● **Material provided**:
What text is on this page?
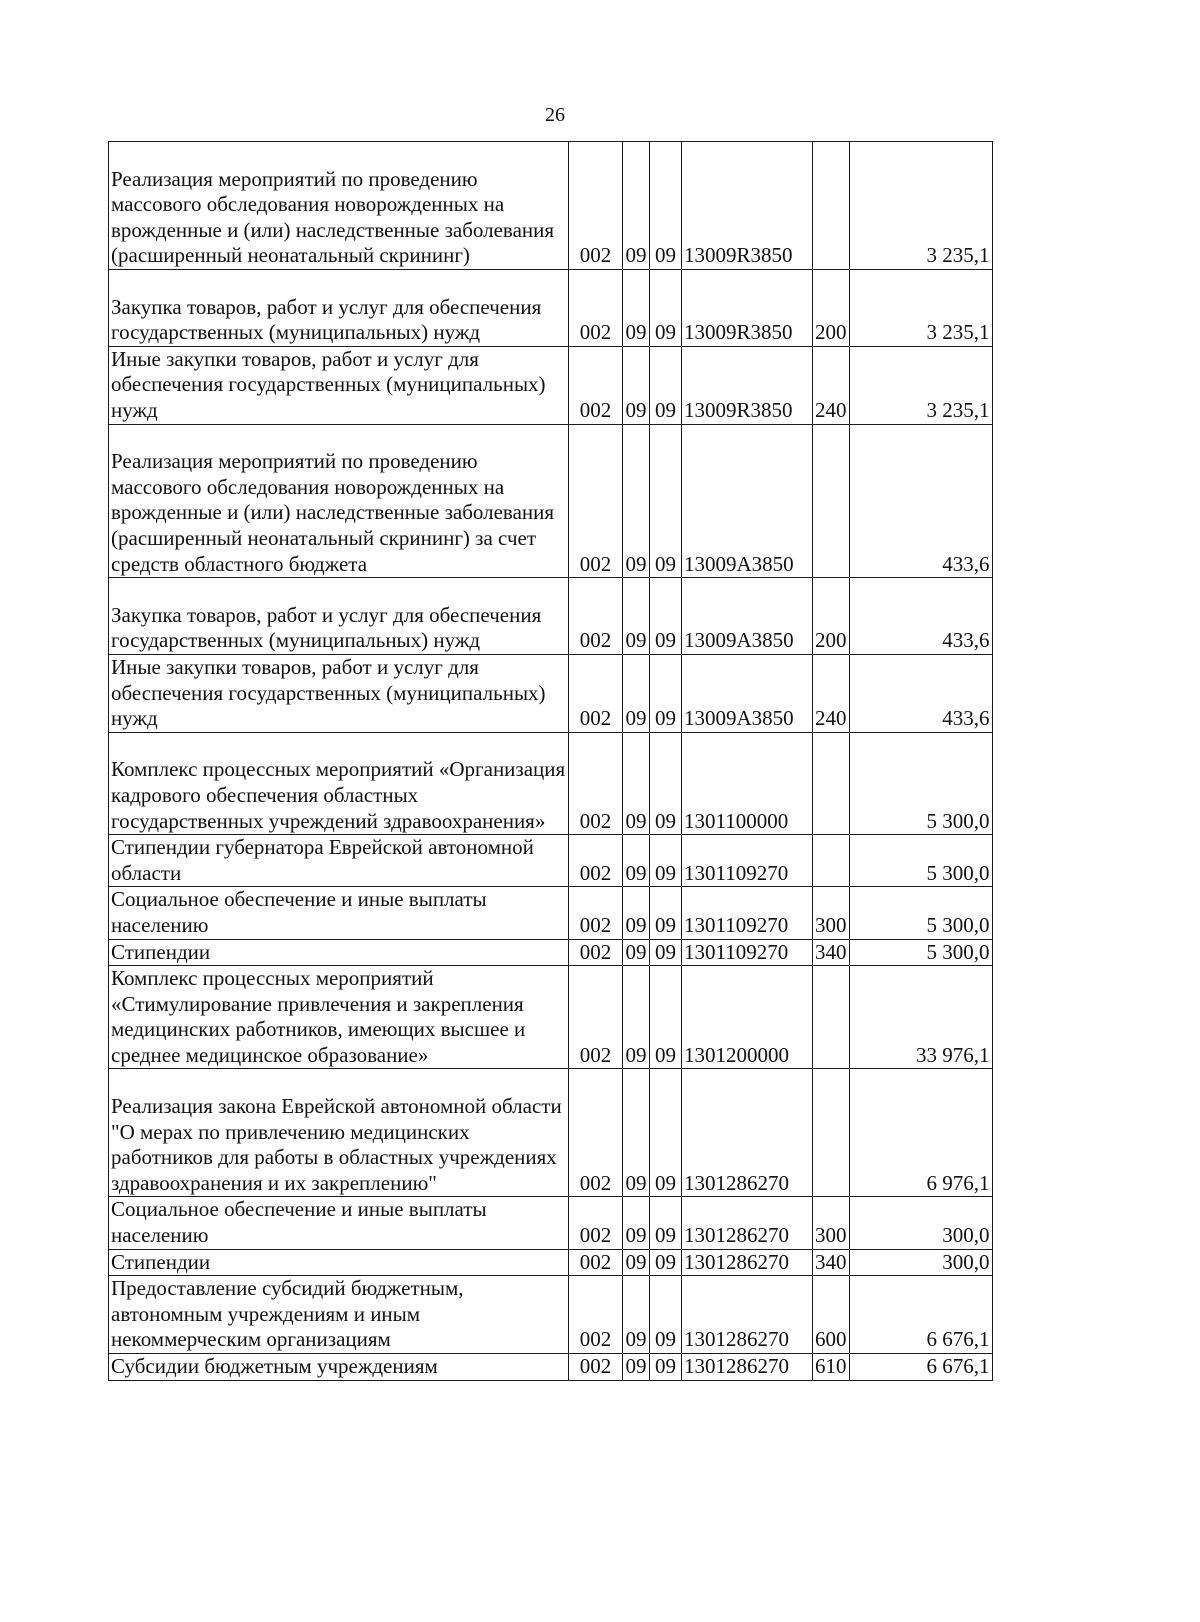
26
Реализация мероприятий по проведению массового обследования новорожденных на врожденные и (или) наследственные заболевания (расширенный неонатальный скрининг)	002	09	09	13009R3850		3 235,1
Закупка товаров, работ и услуг для обеспечения государственных (муниципальных) нужд	002	09	09	13009R3850	200	3 235,1
Иные закупки товаров, работ и услуг для обеспечения государственных (муниципальных) нужд	002	09	09	13009R3850	240	3 235,1
Реализация мероприятий по проведению массового обследования новорожденных на врожденные и (или) наследственные заболевания (расширенный неонатальный скрининг) за счет средств областного бюджета	002	09	09	13009A3850		433,6
Закупка товаров, работ и услуг для обеспечения государственных (муниципальных) нужд	002	09	09	13009A3850	200	433,6
Иные закупки товаров, работ и услуг для обеспечения государственных (муниципальных) нужд	002	09	09	13009A3850	240	433,6
Комплекс процессных мероприятий «Организация кадрового обеспечения областных государственных учреждений здравоохранения»	002	09	09	1301100000		5 300,0
Стипендии губернатора Еврейской автономной области	002	09	09	1301109270		5 300,0
Социальное обеспечение и иные выплаты населению	002	09	09	1301109270	300	5 300,0
Стипендии	002	09	09	1301109270	340	5 300,0
Комплекс процессных мероприятий «Стимулирование привлечения и закрепления медицинских работников, имеющих высшее и среднее медицинское образование»	002	09	09	1301200000		33 976,1
Реализация закона Еврейской автономной области "О мерах по привлечению медицинских работников для работы в областных учреждениях здравоохранения и их закреплению"	002	09	09	1301286270		6 976,1
Социальное обеспечение и иные выплаты населению	002	09	09	1301286270	300	300,0
Стипендии	002	09	09	1301286270	340	300,0
Предоставление субсидий бюджетным, автономным учреждениям и иным некоммерческим организациям	002	09	09	1301286270	600	6 676,1
Субсидии бюджетным учреждениям	002	09	09	1301286270	610	6 676,1
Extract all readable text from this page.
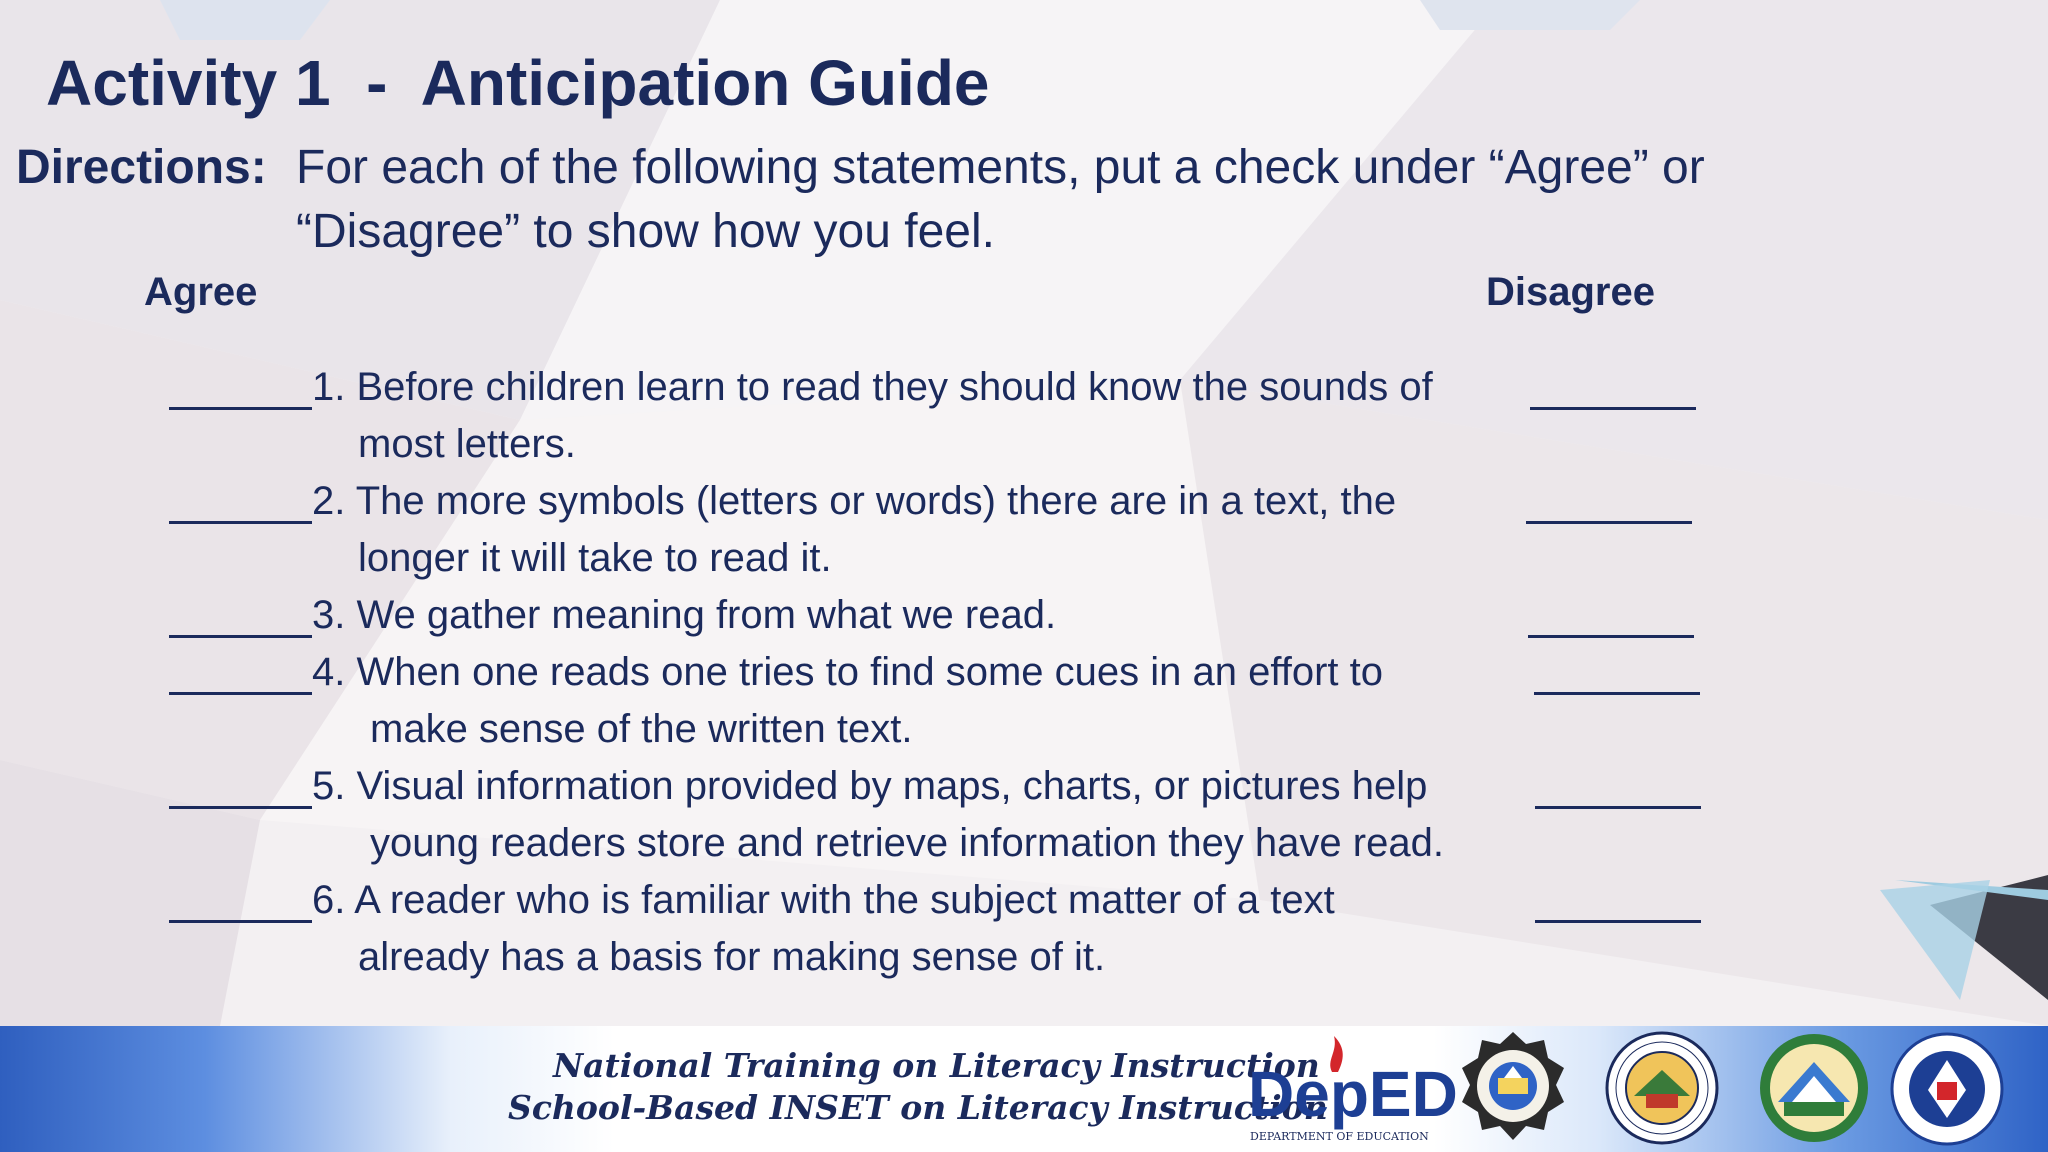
Activity 1  -  Anticipation Guide
Directions: For each of the following statements, put a check under “Agree” or
“Disagree” to show how you feel.
Agree	Disagree
1. Before children learn to read they should know the sounds of
most letters.
2. The more symbols (letters or words) there are in a text, the
longer it will take to read it.
3. We gather meaning from what we read.
4. When one reads one tries to find some cues in an effort to
make sense of the written text.
5. Visual information provided by maps, charts, or pictures help
young readers store and retrieve information they have read.
6. A reader who is familiar with the subject matter of a text
already has a basis for making sense of it.
National Training on Literacy Instruction
School-Based INSET on Literacy Instruction
DepED
DEPARTMENT OF EDUCATION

● **Task prompt**: Search the data for "товаров" and list every line in which it occurs.

● **Solution to this task**:
Закупка товаров, работ и услуг для обеспечения государственных (муниципальных) нужд	002	09	09	13009R3850	200	3 235,1
Иные закупки товаров, работ и услуг для обеспечения государственных (муниципальных) нужд	002	09	09	13009R3850	240	3 235,1
Закупка товаров, работ и услуг для обеспечения государственных (муниципальных) нужд	002	09	09	13009A3850	200	433,6
Иные закупки товаров, работ и услуг для обеспечения государственных (муниципальных) нужд	002	09	09	13009A3850	240	433,6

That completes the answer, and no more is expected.